Search the records below for the word "provide" and show every line where it occurs.

▶ **Entries**:

--- BEGIN ---

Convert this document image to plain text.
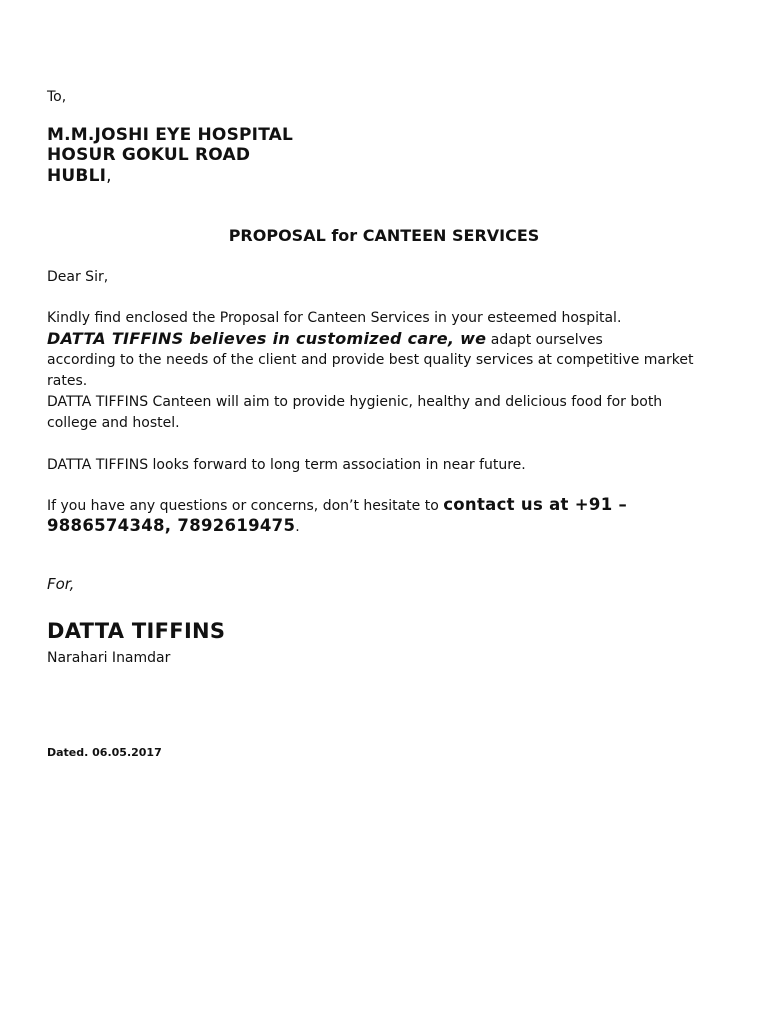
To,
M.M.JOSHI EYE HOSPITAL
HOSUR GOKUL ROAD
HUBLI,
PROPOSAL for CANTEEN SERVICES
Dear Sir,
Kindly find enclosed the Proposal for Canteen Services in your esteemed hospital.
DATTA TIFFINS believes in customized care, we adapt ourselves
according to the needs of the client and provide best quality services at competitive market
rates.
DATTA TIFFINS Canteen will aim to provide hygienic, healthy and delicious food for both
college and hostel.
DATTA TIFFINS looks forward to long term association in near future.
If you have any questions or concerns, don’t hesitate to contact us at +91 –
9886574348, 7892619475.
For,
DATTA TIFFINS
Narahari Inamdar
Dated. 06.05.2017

--- END ---
--- BEGIN ---

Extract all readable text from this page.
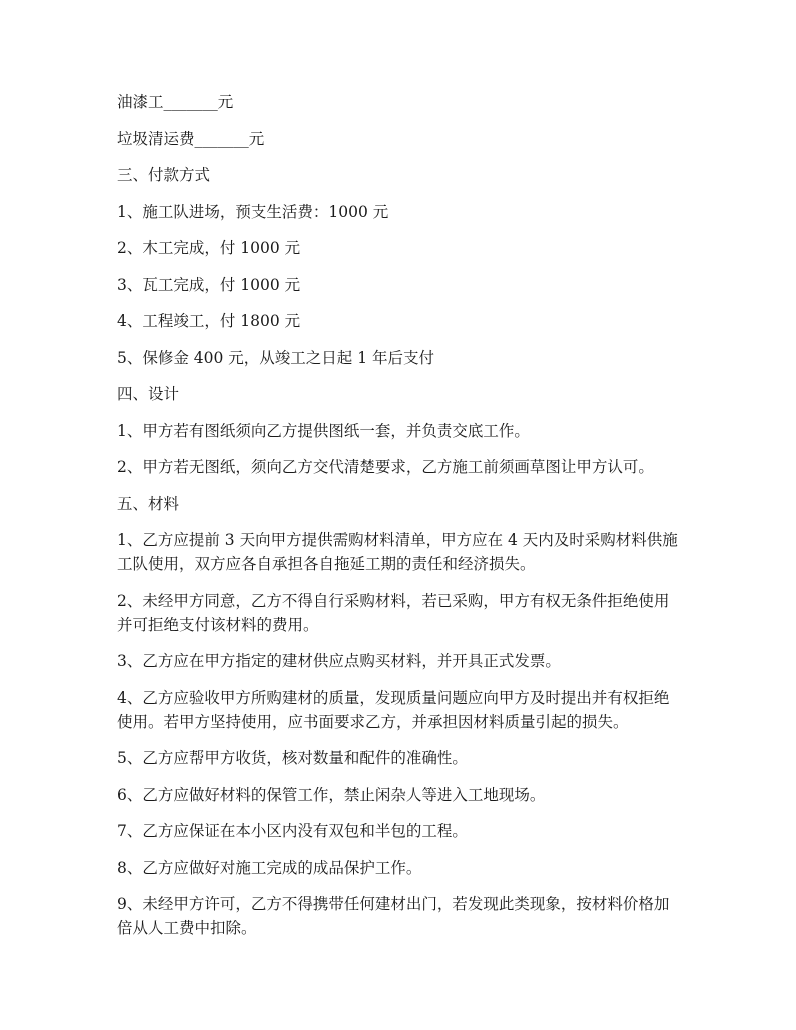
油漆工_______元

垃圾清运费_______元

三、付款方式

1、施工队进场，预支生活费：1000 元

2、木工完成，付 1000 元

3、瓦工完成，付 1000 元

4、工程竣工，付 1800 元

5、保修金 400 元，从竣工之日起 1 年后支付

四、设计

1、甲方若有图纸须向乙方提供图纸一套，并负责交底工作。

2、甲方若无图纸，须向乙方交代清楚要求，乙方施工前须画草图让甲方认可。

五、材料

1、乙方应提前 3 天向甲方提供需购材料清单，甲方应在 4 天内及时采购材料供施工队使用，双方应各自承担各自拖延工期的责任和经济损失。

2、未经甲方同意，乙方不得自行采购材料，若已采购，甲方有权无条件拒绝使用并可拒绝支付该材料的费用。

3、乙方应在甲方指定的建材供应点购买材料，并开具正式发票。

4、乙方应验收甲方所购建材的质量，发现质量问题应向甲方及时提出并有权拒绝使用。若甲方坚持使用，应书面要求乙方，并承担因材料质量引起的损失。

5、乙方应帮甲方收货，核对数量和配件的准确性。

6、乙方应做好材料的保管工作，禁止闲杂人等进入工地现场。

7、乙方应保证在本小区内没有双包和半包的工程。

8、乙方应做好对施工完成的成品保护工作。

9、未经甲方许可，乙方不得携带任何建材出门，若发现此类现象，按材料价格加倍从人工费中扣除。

--- END ---
--- BEGIN ---

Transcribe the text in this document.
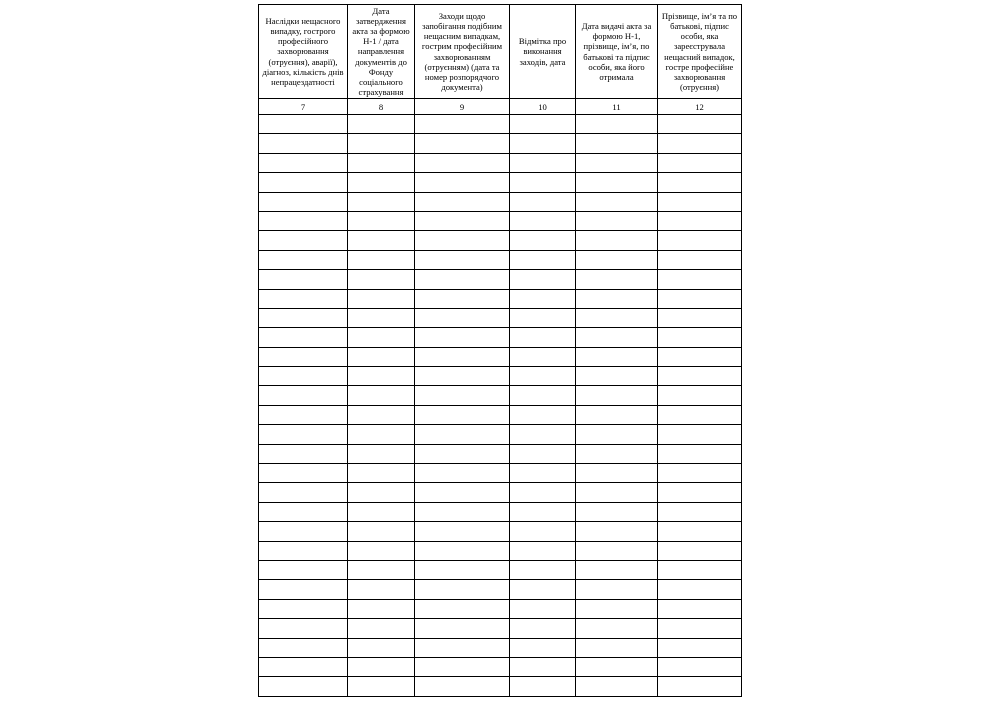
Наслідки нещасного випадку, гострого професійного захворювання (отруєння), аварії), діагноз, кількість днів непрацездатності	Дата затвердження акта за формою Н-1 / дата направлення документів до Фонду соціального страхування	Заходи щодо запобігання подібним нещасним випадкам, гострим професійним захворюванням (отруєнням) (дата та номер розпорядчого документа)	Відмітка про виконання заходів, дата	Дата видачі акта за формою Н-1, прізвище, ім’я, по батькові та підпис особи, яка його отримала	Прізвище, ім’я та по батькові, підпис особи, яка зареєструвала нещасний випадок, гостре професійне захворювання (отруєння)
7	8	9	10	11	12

--- END ---

▶ **Solved exercise**:
according to the needs of the client and provide best quality services at competitive market
DATTA TIFFINS Canteen will aim to provide hygienic, healthy and delicious food for both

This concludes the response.